Exercise description
I'd like the records transcribed exactly, leaving the images out.

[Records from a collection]

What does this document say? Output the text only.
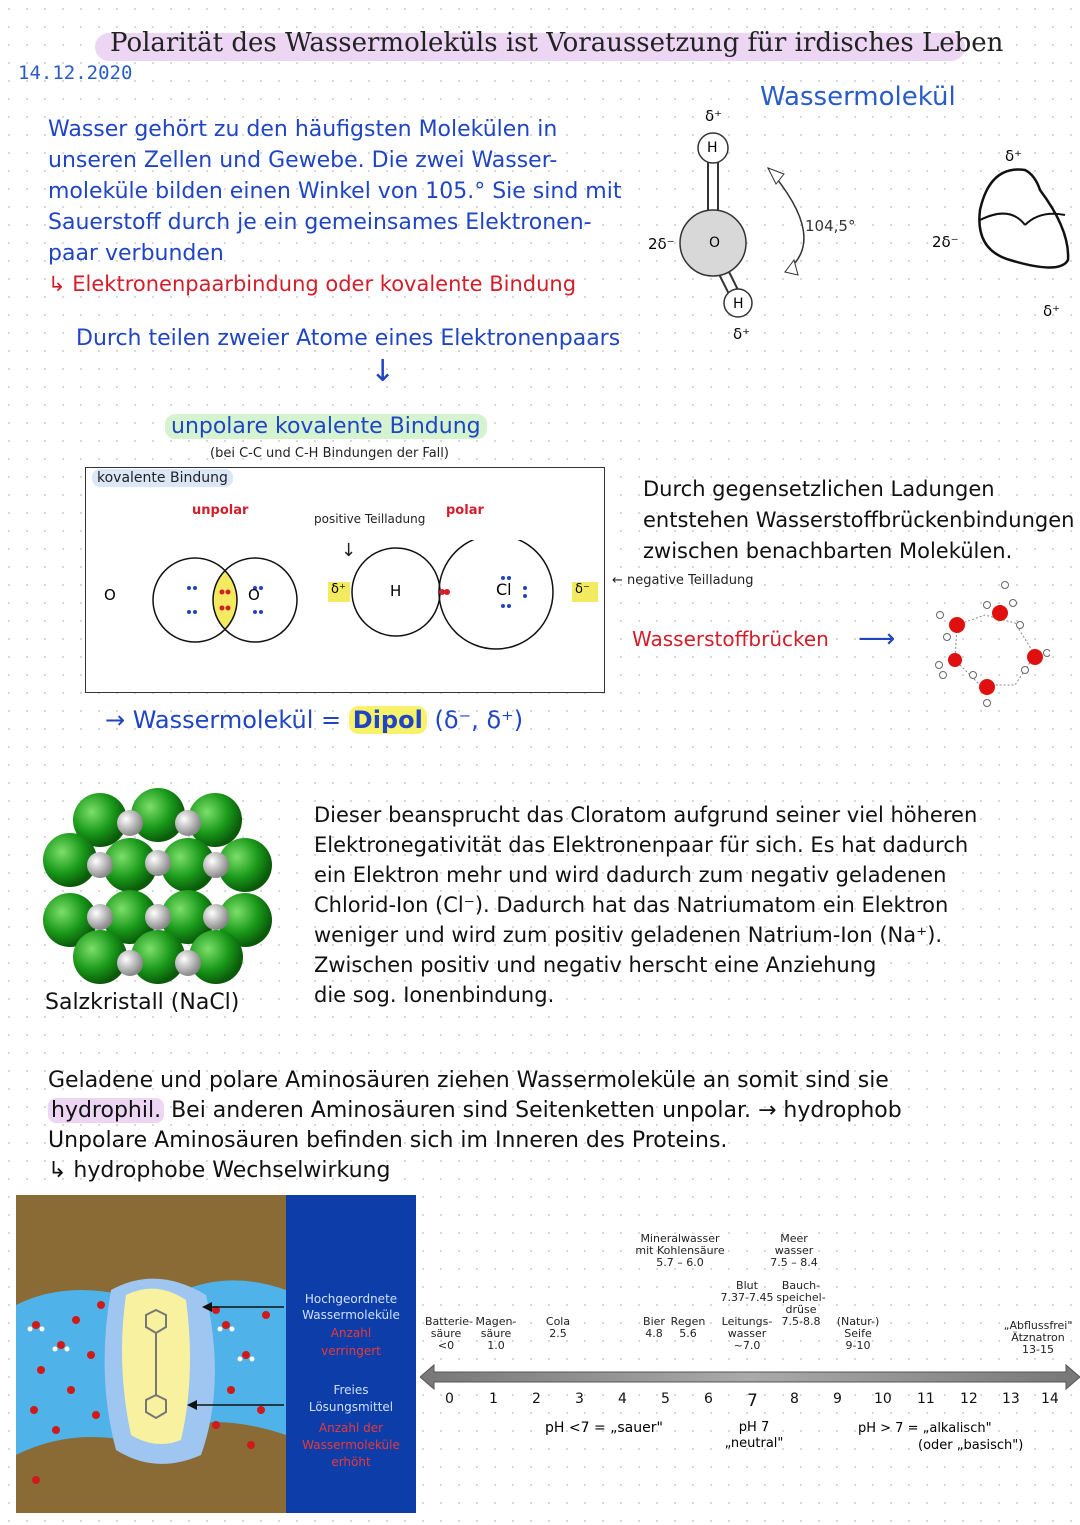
Polarität des Wassermoleküls ist Voraussetzung für irdisches Leben
14.12.2020
Wasser gehört zu den häufigsten Molekülen in
unseren Zellen und Gewebe. Die zwei Wasser-
moleküle bilden einen Winkel von 105.° Sie sind mit
Sauerstoff durch je ein gemeinsames Elektronen-
paar verbunden
↳ Elektronenpaarbindung oder kovalente Bindung
Wassermolekül
δ⁺
H
O
H
δ⁺
2δ⁻
104,5°
δ⁺
2δ⁻
δ⁺
Durch teilen zweier Atome eines Elektronenpaars
↓
unpolare kovalente Bindung
(bei C-C und C-H Bindungen der Fall)
kovalente Bindung
unpolar	polar
positive Teilladung
↓
O	O	H	Cl
δ⁺	δ⁻
← negative Teilladung
→ Wassermolekül = Dipol (δ⁻, δ⁺)
Durch gegensetzlichen Ladungen
entstehen Wasserstoffbrückenbindungen
zwischen benachbarten Molekülen.
Wasserstoffbrücken ⟶
Salzkristall (NaCl)
Dieser beansprucht das Cloratom aufgrund seiner viel höheren
Elektronegativität das Elektronenpaar für sich. Es hat dadurch
ein Elektron mehr und wird dadurch zum negativ geladenen
Chlorid-Ion (Cl⁻). Dadurch hat das Natriumatom ein Elektron
weniger und wird zum positiv geladenen Natrium-Ion (Na⁺).
Zwischen positiv und negativ herscht eine Anziehung
die sog. Ionenbindung.
Geladene und polare Aminosäuren ziehen Wassermoleküle an somit sind sie
hydrophil. Bei anderen Aminosäuren sind Seitenketten unpolar. → hydrophob
Unpolare Aminosäuren befinden sich im Inneren des Proteins.
↳ hydrophobe Wechselwirkung
Hochgeordnete
Wassermoleküle
Anzahl
verringert
Freies
Lösungsmittel
Anzahl der
Wassermoleküle
erhöht
0	1 2 3 4 5 6 7 8 9 10 11 12 13 14
Batterie-
säure
<0
Magen-
säure
1.0
Cola
2.5
Mineralwasser
mit Kohlensäure
5.7 – 6.0
Bier
4.8
Regen
5.6
Meer
wasser
7.5 – 8.4
Blut
7.37-7.45
Bauch-
speichel-
drüse
7.5-8.8
Leitungs-
wasser
~7.0
(Natur-)
Seife
9-10
„Abflussfrei"
Ätznatron
13-15
pH <7 = „sauer"	pH 7
„neutral"
pH > 7 = „alkalisch"
(oder „basisch")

Solution
What does this document say? Output the text only.
Polarität des Wassermoleküls ist Voraussetzung für irdisches Leben
14.12.2020
Wasser gehört zu den häufigsten Molekülen in
unseren Zellen und Gewebe. Die zwei Wasser-
moleküle bilden einen Winkel von 105.° Sie sind mit
Sauerstoff durch je ein gemeinsames Elektronen-
paar verbunden
↳ Elektronenpaarbindung oder kovalente Bindung
Wassermolekül
δ⁺
H
O
H
δ⁺
2δ⁻
104,5°
δ⁺
2δ⁻
δ⁺
Durch teilen zweier Atome eines Elektronenpaars
↓
unpolare kovalente Bindung
(bei C-C und C-H Bindungen der Fall)
kovalente Bindung
unpolar	polar
positive Teilladung
↓
O	O	H	Cl
δ⁺	δ⁻
← negative Teilladung
→ Wassermolekül = Dipol (δ⁻, δ⁺)
Durch gegensetzlichen Ladungen
entstehen Wasserstoffbrückenbindungen
zwischen benachbarten Molekülen.
Wasserstoffbrücken ⟶
Salzkristall (NaCl)
Dieser beansprucht das Cloratom aufgrund seiner viel höheren
Elektronegativität das Elektronenpaar für sich. Es hat dadurch
ein Elektron mehr und wird dadurch zum negativ geladenen
Chlorid-Ion (Cl⁻). Dadurch hat das Natriumatom ein Elektron
weniger und wird zum positiv geladenen Natrium-Ion (Na⁺).
Zwischen positiv und negativ herscht eine Anziehung
die sog. Ionenbindung.
Geladene und polare Aminosäuren ziehen Wassermoleküle an somit sind sie
hydrophil. Bei anderen Aminosäuren sind Seitenketten unpolar. → hydrophob
Unpolare Aminosäuren befinden sich im Inneren des Proteins.
↳ hydrophobe Wechselwirkung
Hochgeordnete
Wassermoleküle
Anzahl
verringert
Freies
Lösungsmittel
Anzahl der
Wassermoleküle
erhöht
0	1 2 3 4 5 6 7 8 9 10 11 12 13 14
Batterie-
säure
<0
Magen-
säure
1.0
Cola
2.5
Mineralwasser
mit Kohlensäure
5.7 – 6.0
Bier
4.8
Regen
5.6
Meer
wasser
7.5 – 8.4
Blut
7.37-7.45
Bauch-
speichel-
drüse
7.5-8.8
Leitungs-
wasser
~7.0
(Natur-)
Seife
9-10
„Abflussfrei"
Ätznatron
13-15
pH <7 = „sauer"	pH 7
„neutral"
pH > 7 = „alkalisch"
(oder „basisch")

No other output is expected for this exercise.